** BEGIN Input material **

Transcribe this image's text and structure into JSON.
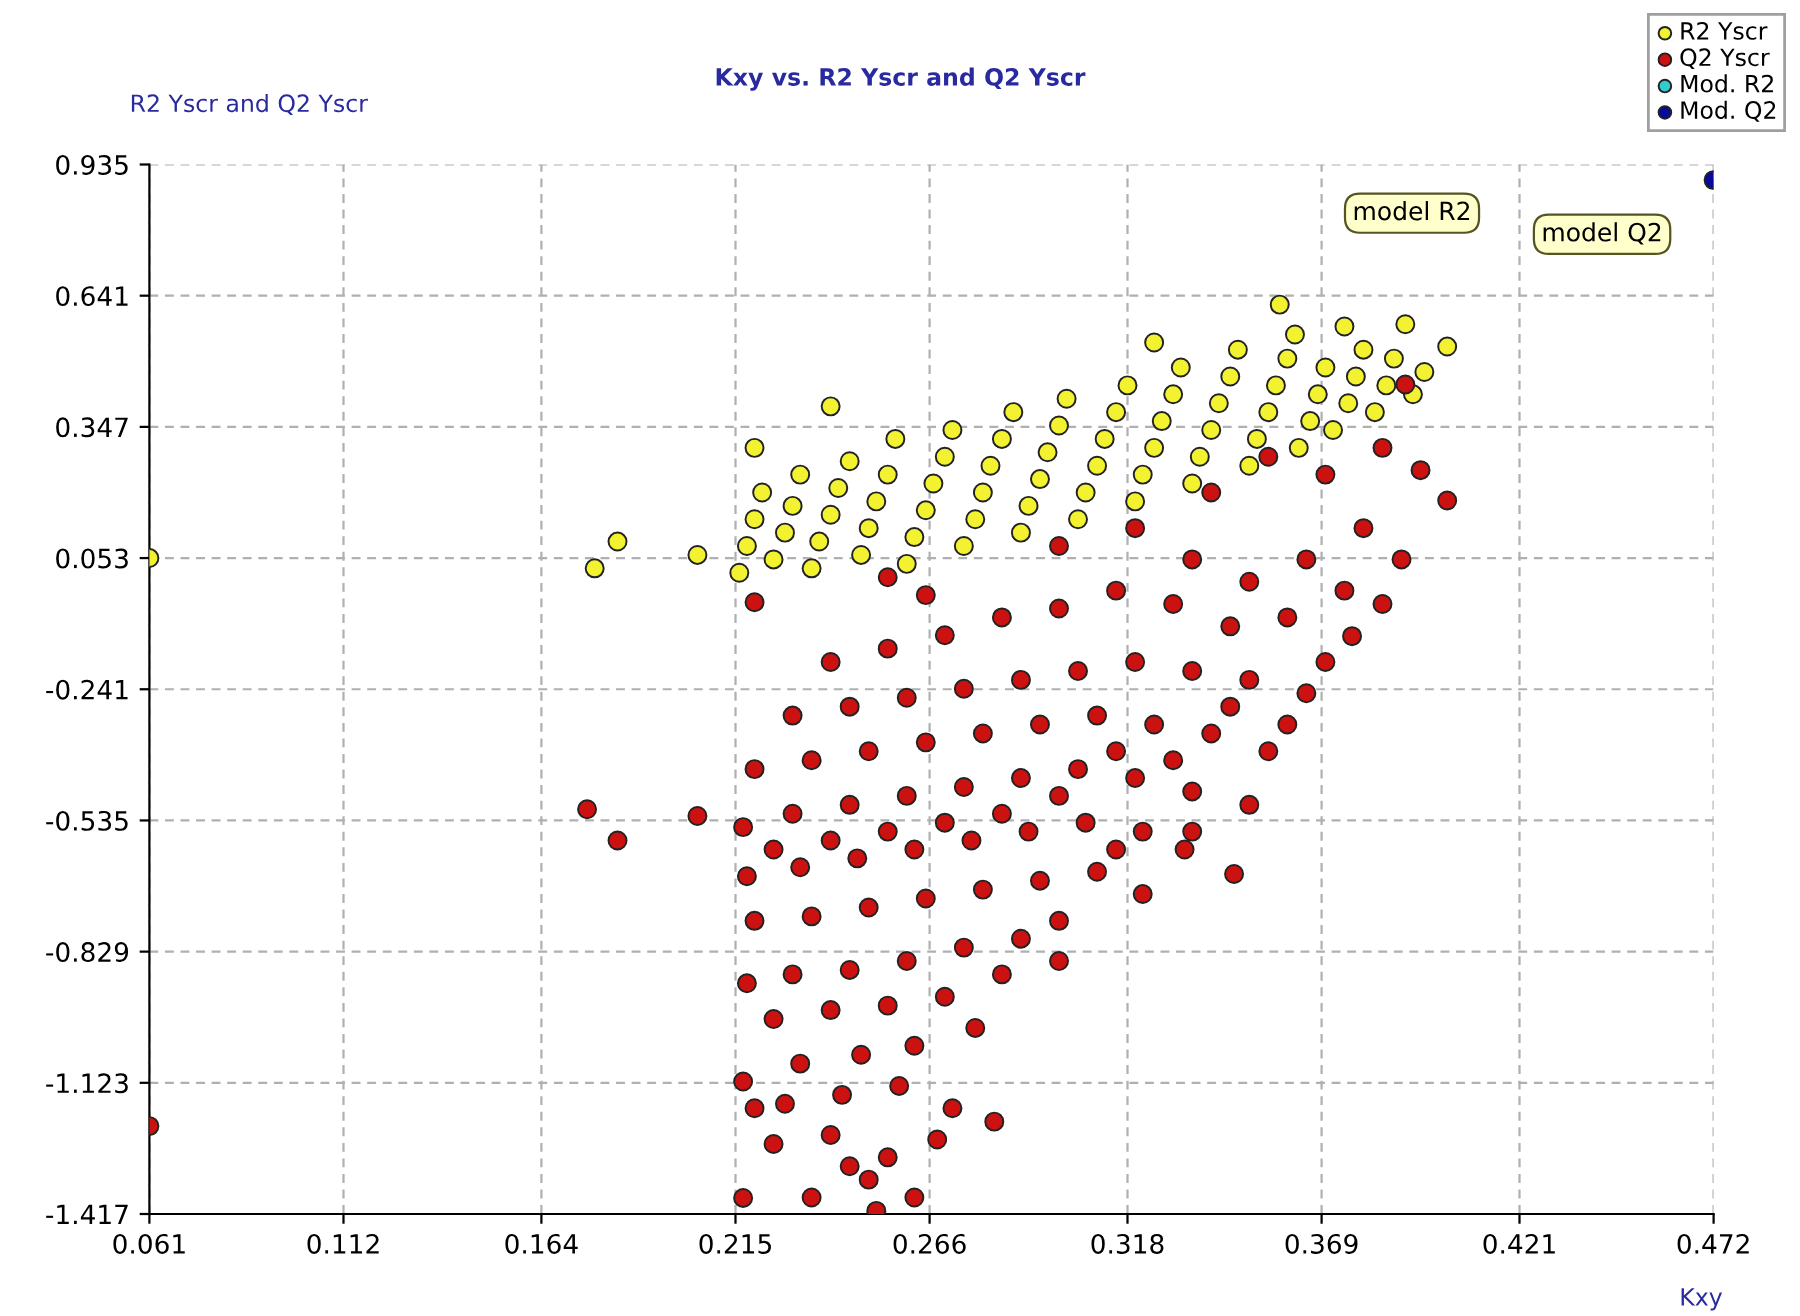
{
  "chart_data": {
    "type": "scatter",
    "title": "Kxy vs. R2 Yscr and Q2 Yscr",
    "xlabel": "Kxy",
    "ylabel": "R2 Yscr and Q2 Yscr",
    "xlim": [
      0.061,
      0.472
    ],
    "xticks": [
      0.061,
      0.112,
      0.164,
      0.215,
      0.266,
      0.318,
      0.369,
      0.421,
      0.472
    ],
    "ylim": [
      -1.417,
      0.935
    ],
    "yticks": [
      -1.417,
      -1.123,
      -0.829,
      -0.535,
      -0.241,
      0.053,
      0.347,
      0.641,
      0.935
    ],
    "grid": true,
    "legend": "top right",
    "marker": "circle",
    "annotations": [
      "model R2",
      {
        "text": "model Q2",
        "x": 0.472,
        "y": 0.9
      }
    ],
    "series": [
      {
        "name": "R2 Yscr",
        "color": "#f2f230",
        "x": [
          0.061,
          0.178,
          0.184,
          0.205,
          0.22,
          0.24,
          0.216,
          0.218,
          0.22,
          0.222,
          0.225,
          0.228,
          0.23,
          0.232,
          0.235,
          0.237,
          0.24,
          0.242,
          0.245,
          0.248,
          0.25,
          0.252,
          0.255,
          0.257,
          0.26,
          0.262,
          0.265,
          0.267,
          0.27,
          0.272,
          0.275,
          0.278,
          0.28,
          0.282,
          0.285,
          0.288,
          0.29,
          0.292,
          0.295,
          0.297,
          0.3,
          0.302,
          0.305,
          0.307,
          0.31,
          0.312,
          0.315,
          0.318,
          0.32,
          0.322,
          0.325,
          0.325,
          0.327,
          0.33,
          0.332,
          0.335,
          0.337,
          0.34,
          0.342,
          0.345,
          0.347,
          0.35,
          0.352,
          0.355,
          0.357,
          0.358,
          0.36,
          0.362,
          0.363,
          0.366,
          0.368,
          0.37,
          0.372,
          0.375,
          0.376,
          0.378,
          0.38,
          0.383,
          0.386,
          0.388,
          0.391,
          0.393,
          0.396,
          0.402
        ],
        "values": [
          0.053,
          0.03,
          0.09,
          0.06,
          0.3,
          0.393,
          0.02,
          0.08,
          0.14,
          0.2,
          0.05,
          0.11,
          0.17,
          0.24,
          0.03,
          0.09,
          0.15,
          0.21,
          0.27,
          0.06,
          0.12,
          0.18,
          0.24,
          0.32,
          0.04,
          0.1,
          0.16,
          0.22,
          0.28,
          0.34,
          0.08,
          0.14,
          0.2,
          0.26,
          0.32,
          0.38,
          0.11,
          0.17,
          0.23,
          0.29,
          0.35,
          0.41,
          0.14,
          0.2,
          0.26,
          0.32,
          0.38,
          0.44,
          0.18,
          0.24,
          0.3,
          0.536,
          0.36,
          0.42,
          0.48,
          0.22,
          0.28,
          0.34,
          0.4,
          0.46,
          0.52,
          0.26,
          0.32,
          0.38,
          0.44,
          0.621,
          0.5,
          0.554,
          0.3,
          0.36,
          0.42,
          0.48,
          0.34,
          0.572,
          0.4,
          0.46,
          0.52,
          0.38,
          0.44,
          0.5,
          0.577,
          0.42,
          0.47,
          0.527
        ]
      },
      {
        "name": "Q2 Yscr",
        "color": "#cc1111",
        "x": [
          0.061,
          0.176,
          0.184,
          0.205,
          0.391,
          0.402,
          0.252,
          0.217,
          0.377,
          0.346,
          0.255,
          0.265,
          0.3,
          0.32,
          0.34,
          0.355,
          0.37,
          0.385,
          0.395,
          0.38,
          0.365,
          0.35,
          0.335,
          0.39,
          0.375,
          0.36,
          0.345,
          0.33,
          0.315,
          0.3,
          0.285,
          0.27,
          0.255,
          0.24,
          0.22,
          0.23,
          0.245,
          0.26,
          0.275,
          0.29,
          0.305,
          0.32,
          0.335,
          0.35,
          0.365,
          0.22,
          0.235,
          0.25,
          0.265,
          0.28,
          0.295,
          0.31,
          0.325,
          0.34,
          0.355,
          0.217,
          0.23,
          0.245,
          0.26,
          0.275,
          0.29,
          0.305,
          0.32,
          0.335,
          0.35,
          0.218,
          0.232,
          0.247,
          0.262,
          0.277,
          0.292,
          0.307,
          0.322,
          0.333,
          0.22,
          0.235,
          0.25,
          0.265,
          0.28,
          0.295,
          0.31,
          0.322,
          0.3,
          0.29,
          0.275,
          0.26,
          0.245,
          0.23,
          0.218,
          0.225,
          0.24,
          0.255,
          0.27,
          0.285,
          0.3,
          0.278,
          0.262,
          0.248,
          0.232,
          0.217,
          0.228,
          0.243,
          0.258,
          0.272,
          0.225,
          0.24,
          0.255,
          0.268,
          0.283,
          0.235,
          0.25,
          0.262,
          0.245,
          0.22,
          0.385,
          0.37,
          0.36,
          0.345,
          0.33,
          0.315,
          0.3,
          0.285,
          0.27,
          0.255,
          0.24,
          0.225,
          0.315,
          0.335
        ],
        "values": [
          -1.22,
          -0.51,
          -0.58,
          -0.525,
          0.442,
          0.182,
          -1.41,
          -1.381,
          -0.122,
          -0.655,
          0.01,
          -0.03,
          0.08,
          0.12,
          0.2,
          0.28,
          0.24,
          0.3,
          0.25,
          0.12,
          0.05,
          0.0,
          0.05,
          0.05,
          -0.02,
          -0.08,
          -0.1,
          -0.05,
          -0.02,
          -0.06,
          -0.08,
          -0.12,
          -0.15,
          -0.18,
          -0.046,
          -0.3,
          -0.28,
          -0.26,
          -0.24,
          -0.22,
          -0.2,
          -0.18,
          -0.2,
          -0.22,
          -0.25,
          -0.42,
          -0.4,
          -0.38,
          -0.36,
          -0.34,
          -0.32,
          -0.3,
          -0.32,
          -0.34,
          -0.38,
          -0.55,
          -0.52,
          -0.5,
          -0.48,
          -0.46,
          -0.44,
          -0.42,
          -0.44,
          -0.47,
          -0.5,
          -0.66,
          -0.64,
          -0.62,
          -0.6,
          -0.58,
          -0.56,
          -0.54,
          -0.56,
          -0.6,
          -0.76,
          -0.75,
          -0.73,
          -0.71,
          -0.69,
          -0.67,
          -0.65,
          -0.7,
          -0.76,
          -0.8,
          -0.82,
          -0.85,
          -0.87,
          -0.88,
          -0.9,
          -0.98,
          -0.96,
          -0.95,
          -0.93,
          -0.88,
          -0.85,
          -1.0,
          -1.04,
          -1.06,
          -1.08,
          -1.12,
          -1.17,
          -1.15,
          -1.13,
          -1.18,
          -1.26,
          -1.24,
          -1.29,
          -1.25,
          -1.21,
          -1.38,
          -1.34,
          -1.38,
          -1.31,
          -1.18,
          -0.05,
          -0.18,
          -0.32,
          -0.28,
          -0.4,
          -0.38,
          -0.48,
          -0.52,
          -0.54,
          -0.56,
          -0.58,
          -0.6,
          -0.6,
          -0.56
        ]
      },
      {
        "name": "Mod. R2",
        "color": "#33cccc",
        "values": [
          null
        ]
      },
      {
        "name": "Mod. Q2",
        "color": "#0a0a9a",
        "x": [
          0.472
        ],
        "values": [
          0.9
        ]
      }
    ]
  }
}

** END Input material **

Problem to solve: How many lines in the records above contain the word "name"? Reply with the number and nothing more.

Written solution: 4